## [Gegeven tekst]

▼

Terwijl veel gepraat wordt over onthaasting en over de rust van het groen, blijkt de stad weer aan populariteit te winnen, vooral bij alleenstaanden.

In Zweden wordt al jaren gesleuteld aan een nieuw sociaal huisvestingsprogramma omdat het bestaande aanbod niet langer voldoet aan de almaar groter wordende groep alleenwonenden.

Vroeger kreeg een single vaak het etiket zielig opgespeld, vandaag is alleen wonen voor velen een bewuste keuze. De connotatie met eenzaamheid verdwijnt ten voordele van zelfstandigheid, vrijheid en onafhankelijkheid. Een recente studie van de Nederlandse vzw Zonnebloem bevestigt die evolutie: 70 procent van de mensen die geregeld alleen woont, vindt dat leuk. Alles blijft mogelijk, maar om financiële redenen hebben die mensen geen behoefte aan een relatie. In hun eigen huis hebben ze het best naar hun zin.

▲

## [Lijst]
▼

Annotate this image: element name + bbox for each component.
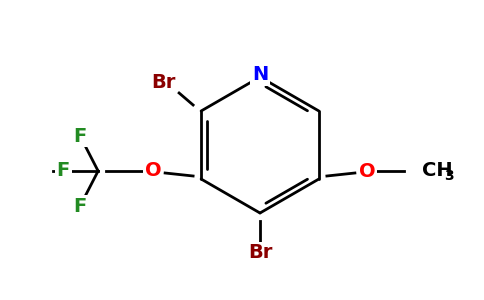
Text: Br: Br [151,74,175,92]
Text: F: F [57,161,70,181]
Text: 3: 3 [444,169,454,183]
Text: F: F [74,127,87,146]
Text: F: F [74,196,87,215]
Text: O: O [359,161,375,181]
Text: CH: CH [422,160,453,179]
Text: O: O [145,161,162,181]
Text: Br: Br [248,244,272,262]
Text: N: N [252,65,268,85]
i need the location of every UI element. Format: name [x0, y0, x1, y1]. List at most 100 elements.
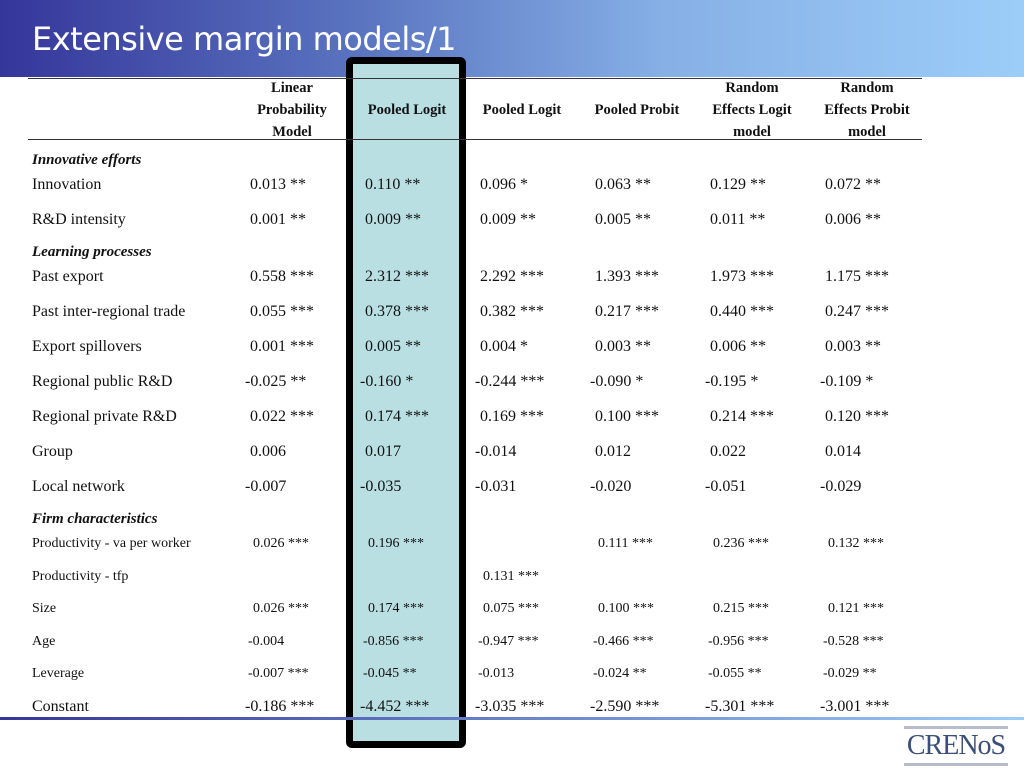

▲
▼

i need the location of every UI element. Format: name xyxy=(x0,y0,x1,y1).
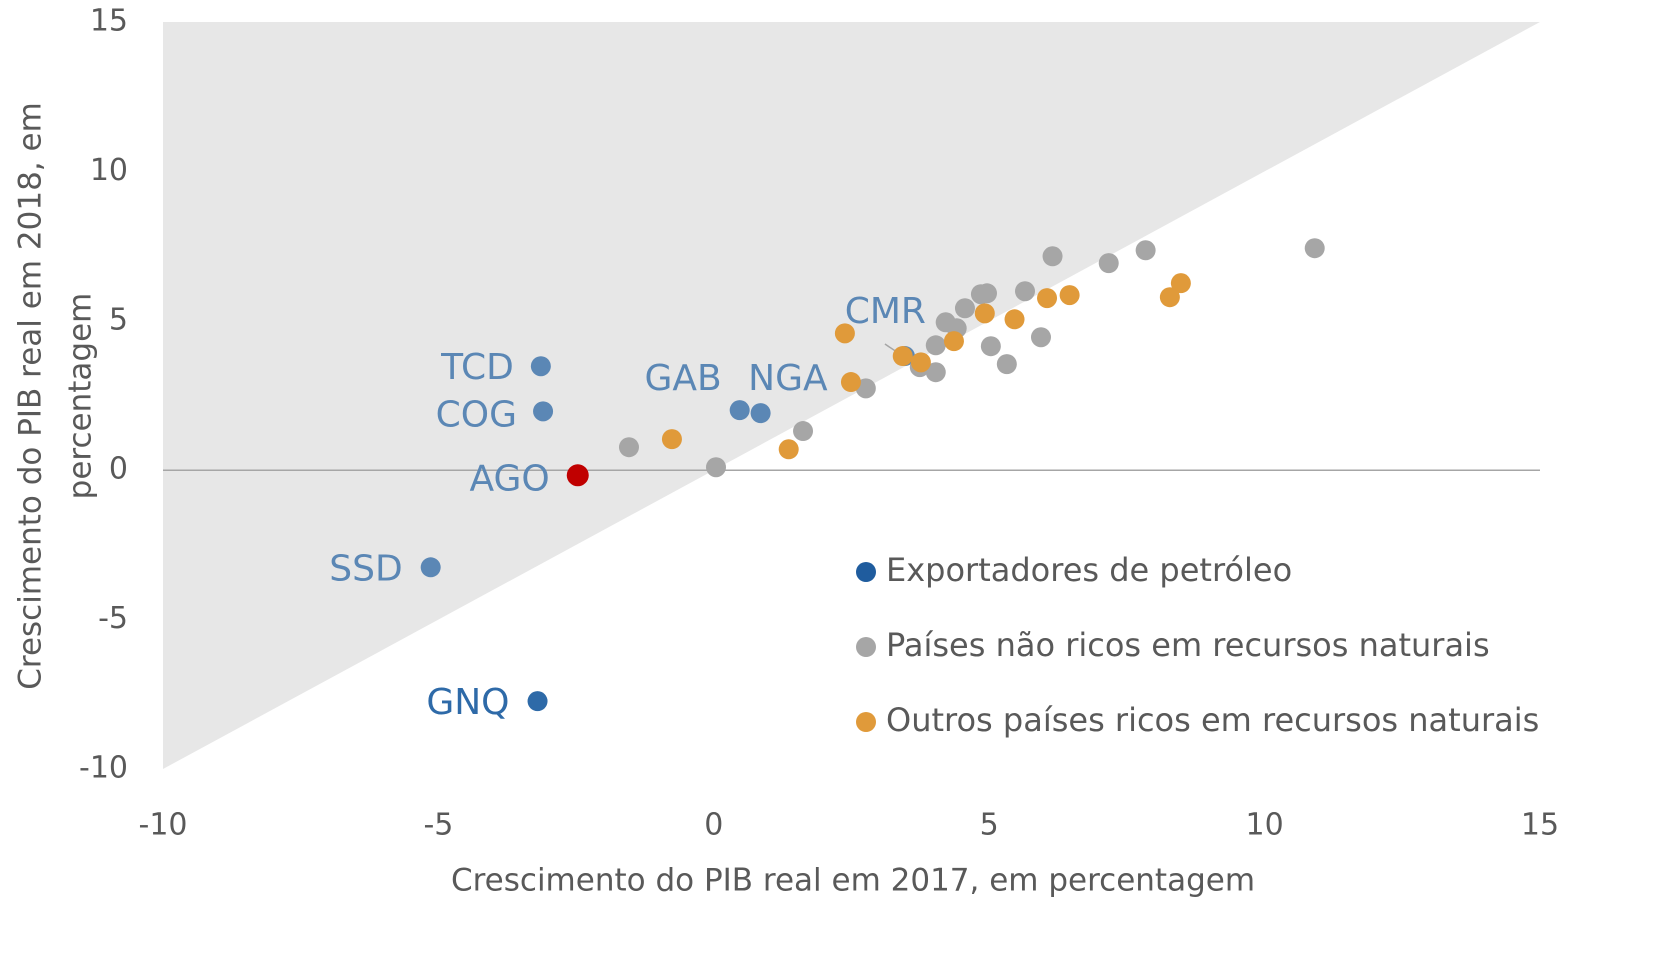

▲
▼

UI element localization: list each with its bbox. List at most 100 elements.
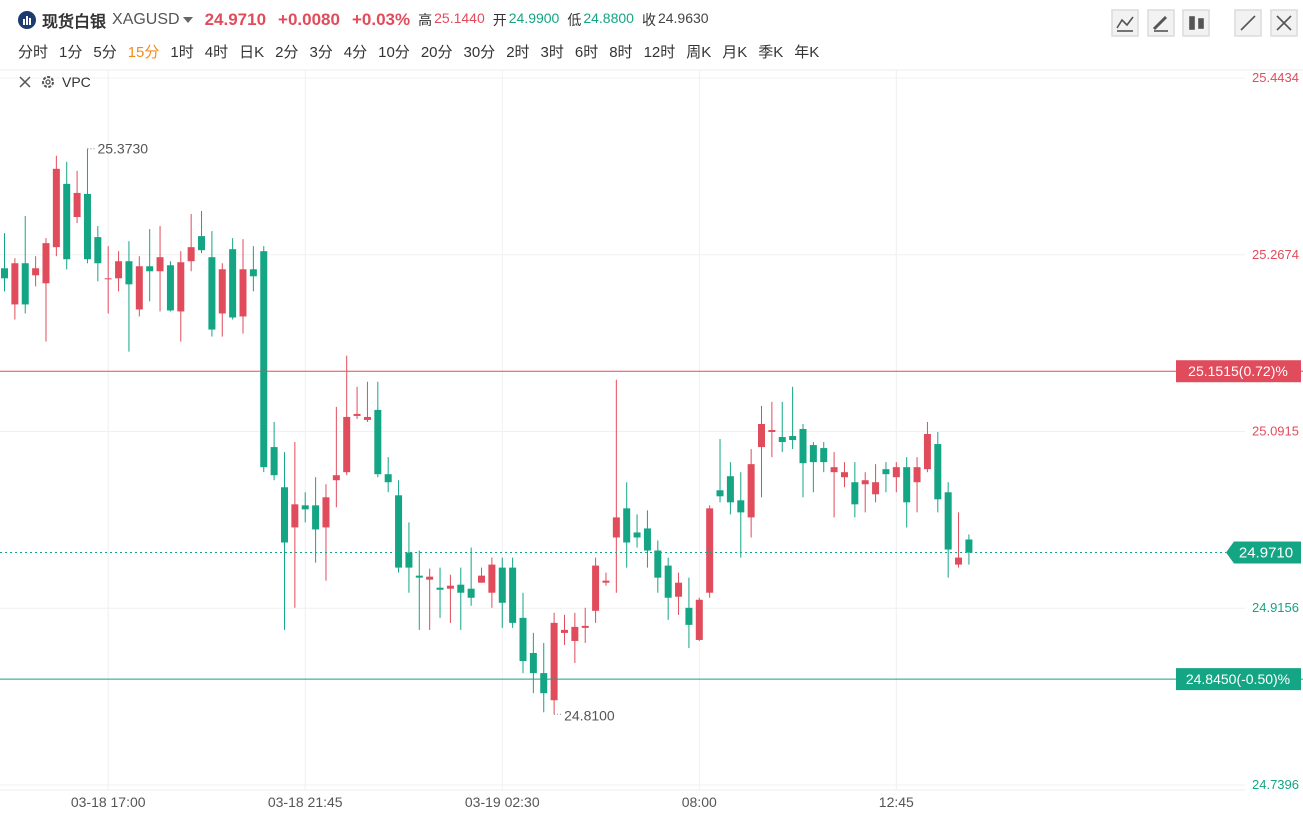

▲

## [Opdracht]
Schrijf het stuk uit de tekst over alleenwonenden letterlijk over, tussen "Terwijl veel gepraat" en "wordende groep alleenwonenden.", beide inbegrepen. De lijst is hier niet nodig.

## [Resultaat]
Terwijl veel gepraat wordt over onthaasting en over de rust van het groen, blijkt de stad weer aan populariteit te winnen, vooral bij alleenstaanden.

In Zweden wordt al jaren gesleuteld aan een nieuw sociaal huisvestingsprogramma omdat het bestaande aanbod niet langer voldoet aan de almaar groter wordende groep alleenwonenden.